• _WHAT IS ASKED_
Each entry below should be echoed exactly, with pictures omitted.

[START INPUT ROWS]

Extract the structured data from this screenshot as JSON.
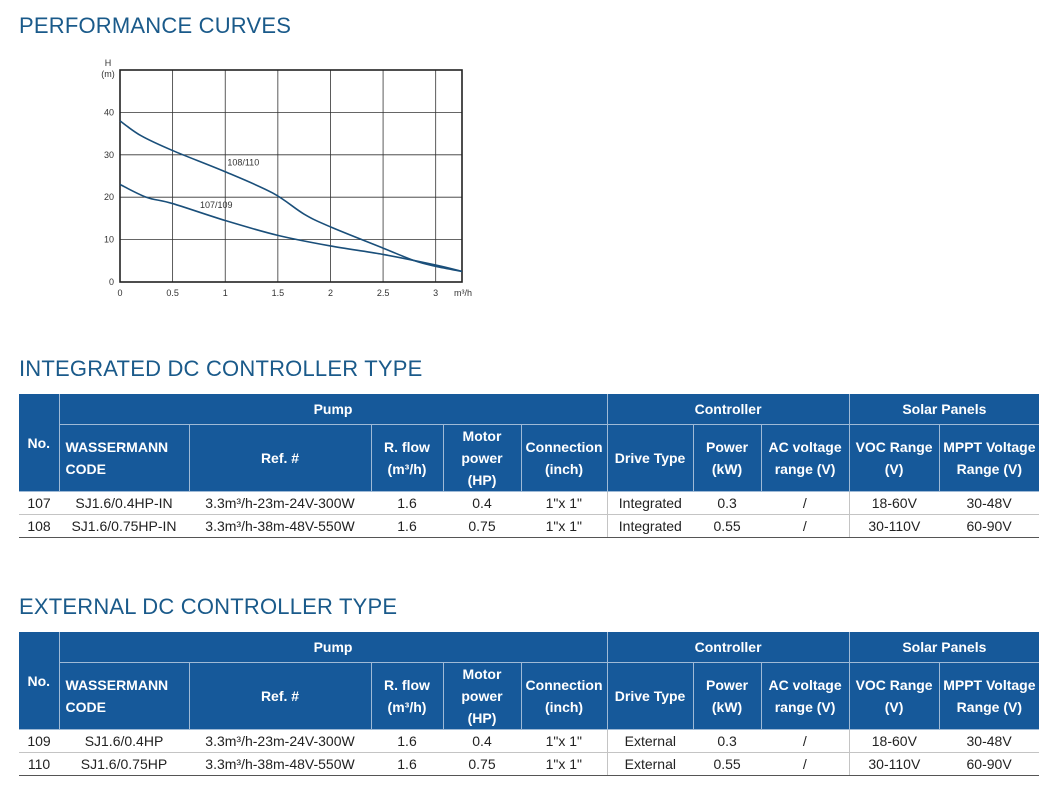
{
  "sections": {
    "performance_title": "PERFORMANCE CURVES",
    "integrated_title": "INTEGRATED DC CONTROLLER TYPE",
    "external_title": "EXTERNAL DC CONTROLLER TYPE"
  },
  "chart_data": {
    "type": "line",
    "ylabel_top": "H",
    "ylabel_unit": "(m)",
    "xlabel": "m³/h",
    "xlim": [
      0,
      3.25
    ],
    "ylim": [
      0,
      50
    ],
    "xticks": [
      0,
      0.5,
      1,
      1.5,
      2,
      2.5,
      3
    ],
    "xtick_labels": [
      "0",
      "0.5",
      "1",
      "1.5",
      "2",
      "2.5",
      "3"
    ],
    "yticks": [
      0,
      10,
      20,
      30,
      40
    ],
    "ytick_labels": [
      "0",
      "10",
      "20",
      "30",
      "40"
    ],
    "grid": true,
    "series": [
      {
        "name": "108/110",
        "x": [
          0,
          0.2,
          0.5,
          1.0,
          1.45,
          1.75,
          2.0,
          2.5,
          2.8,
          3.0,
          3.25
        ],
        "y": [
          38,
          34.5,
          31,
          26,
          21,
          16,
          13,
          8,
          5,
          3.7,
          2.5
        ]
      },
      {
        "name": "107/109",
        "x": [
          0,
          0.25,
          0.5,
          1.0,
          1.5,
          2.0,
          2.5,
          3.0,
          3.25
        ],
        "y": [
          23,
          20,
          18.5,
          14.5,
          11,
          8.5,
          6.5,
          4,
          2.5
        ]
      }
    ]
  },
  "tables": {
    "headers": {
      "group_pump": "Pump",
      "group_controller": "Controller",
      "group_solar": "Solar Panels",
      "no": "No.",
      "code": "WASSERMANN CODE",
      "ref": "Ref. #",
      "rflow_1": "R. flow",
      "rflow_2": "(m³/h)",
      "motor_1": "Motor",
      "motor_2": "power (HP)",
      "conn_1": "Connection",
      "conn_2": "(inch)",
      "drive": "Drive Type",
      "power_1": "Power",
      "power_2": "(kW)",
      "ac_1": "AC voltage",
      "ac_2": "range (V)",
      "voc_1": "VOC Range",
      "voc_2": "(V)",
      "mppt_1": "MPPT Voltage",
      "mppt_2": "Range (V)"
    },
    "integrated": [
      {
        "no": "107",
        "code": "SJ1.6/0.4HP-IN",
        "ref": "3.3m³/h-23m-24V-300W",
        "flow": "1.6",
        "motor": "0.4",
        "conn": "1\"x 1\"",
        "drive": "Integrated",
        "power": "0.3",
        "ac": "/",
        "voc": "18-60V",
        "mppt": "30-48V"
      },
      {
        "no": "108",
        "code": "SJ1.6/0.75HP-IN",
        "ref": "3.3m³/h-38m-48V-550W",
        "flow": "1.6",
        "motor": "0.75",
        "conn": "1\"x 1\"",
        "drive": "Integrated",
        "power": "0.55",
        "ac": "/",
        "voc": "30-110V",
        "mppt": "60-90V"
      }
    ],
    "external": [
      {
        "no": "109",
        "code": "SJ1.6/0.4HP",
        "ref": "3.3m³/h-23m-24V-300W",
        "flow": "1.6",
        "motor": "0.4",
        "conn": "1\"x 1\"",
        "drive": "External",
        "power": "0.3",
        "ac": "/",
        "voc": "18-60V",
        "mppt": "30-48V"
      },
      {
        "no": "110",
        "code": "SJ1.6/0.75HP",
        "ref": "3.3m³/h-38m-48V-550W",
        "flow": "1.6",
        "motor": "0.75",
        "conn": "1\"x 1\"",
        "drive": "External",
        "power": "0.55",
        "ac": "/",
        "voc": "30-110V",
        "mppt": "60-90V"
      }
    ]
  },
  "colors": {
    "header_bg": "#16599a",
    "title": "#1a5a8a",
    "curve": "#1a4f7a"
  }
}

[END INPUT ROWS]

• _REPLY_
Extract the structured data from this screenshot as JSON.
{
  "sections": {
    "performance_title": "PERFORMANCE CURVES",
    "integrated_title": "INTEGRATED DC CONTROLLER TYPE",
    "external_title": "EXTERNAL DC CONTROLLER TYPE"
  },
  "chart_data": {
    "type": "line",
    "ylabel_top": "H",
    "ylabel_unit": "(m)",
    "xlabel": "m³/h",
    "xlim": [
      0,
      3.25
    ],
    "ylim": [
      0,
      50
    ],
    "xticks": [
      0,
      0.5,
      1,
      1.5,
      2,
      2.5,
      3
    ],
    "xtick_labels": [
      "0",
      "0.5",
      "1",
      "1.5",
      "2",
      "2.5",
      "3"
    ],
    "yticks": [
      0,
      10,
      20,
      30,
      40
    ],
    "ytick_labels": [
      "0",
      "10",
      "20",
      "30",
      "40"
    ],
    "grid": true,
    "series": [
      {
        "name": "108/110",
        "x": [
          0,
          0.2,
          0.5,
          1.0,
          1.45,
          1.75,
          2.0,
          2.5,
          2.8,
          3.0,
          3.25
        ],
        "y": [
          38,
          34.5,
          31,
          26,
          21,
          16,
          13,
          8,
          5,
          3.7,
          2.5
        ]
      },
      {
        "name": "107/109",
        "x": [
          0,
          0.25,
          0.5,
          1.0,
          1.5,
          2.0,
          2.5,
          3.0,
          3.25
        ],
        "y": [
          23,
          20,
          18.5,
          14.5,
          11,
          8.5,
          6.5,
          4,
          2.5
        ]
      }
    ]
  },
  "tables": {
    "headers": {
      "group_pump": "Pump",
      "group_controller": "Controller",
      "group_solar": "Solar Panels",
      "no": "No.",
      "code": "WASSERMANN CODE",
      "ref": "Ref. #",
      "rflow_1": "R. flow",
      "rflow_2": "(m³/h)",
      "motor_1": "Motor",
      "motor_2": "power (HP)",
      "conn_1": "Connection",
      "conn_2": "(inch)",
      "drive": "Drive Type",
      "power_1": "Power",
      "power_2": "(kW)",
      "ac_1": "AC voltage",
      "ac_2": "range (V)",
      "voc_1": "VOC Range",
      "voc_2": "(V)",
      "mppt_1": "MPPT Voltage",
      "mppt_2": "Range (V)"
    },
    "integrated": [
      {
        "no": "107",
        "code": "SJ1.6/0.4HP-IN",
        "ref": "3.3m³/h-23m-24V-300W",
        "flow": "1.6",
        "motor": "0.4",
        "conn": "1\"x 1\"",
        "drive": "Integrated",
        "power": "0.3",
        "ac": "/",
        "voc": "18-60V",
        "mppt": "30-48V"
      },
      {
        "no": "108",
        "code": "SJ1.6/0.75HP-IN",
        "ref": "3.3m³/h-38m-48V-550W",
        "flow": "1.6",
        "motor": "0.75",
        "conn": "1\"x 1\"",
        "drive": "Integrated",
        "power": "0.55",
        "ac": "/",
        "voc": "30-110V",
        "mppt": "60-90V"
      }
    ],
    "external": [
      {
        "no": "109",
        "code": "SJ1.6/0.4HP",
        "ref": "3.3m³/h-23m-24V-300W",
        "flow": "1.6",
        "motor": "0.4",
        "conn": "1\"x 1\"",
        "drive": "External",
        "power": "0.3",
        "ac": "/",
        "voc": "18-60V",
        "mppt": "30-48V"
      },
      {
        "no": "110",
        "code": "SJ1.6/0.75HP",
        "ref": "3.3m³/h-38m-48V-550W",
        "flow": "1.6",
        "motor": "0.75",
        "conn": "1\"x 1\"",
        "drive": "External",
        "power": "0.55",
        "ac": "/",
        "voc": "30-110V",
        "mppt": "60-90V"
      }
    ]
  },
  "colors": {
    "header_bg": "#16599a",
    "title": "#1a5a8a",
    "curve": "#1a4f7a"
  }
}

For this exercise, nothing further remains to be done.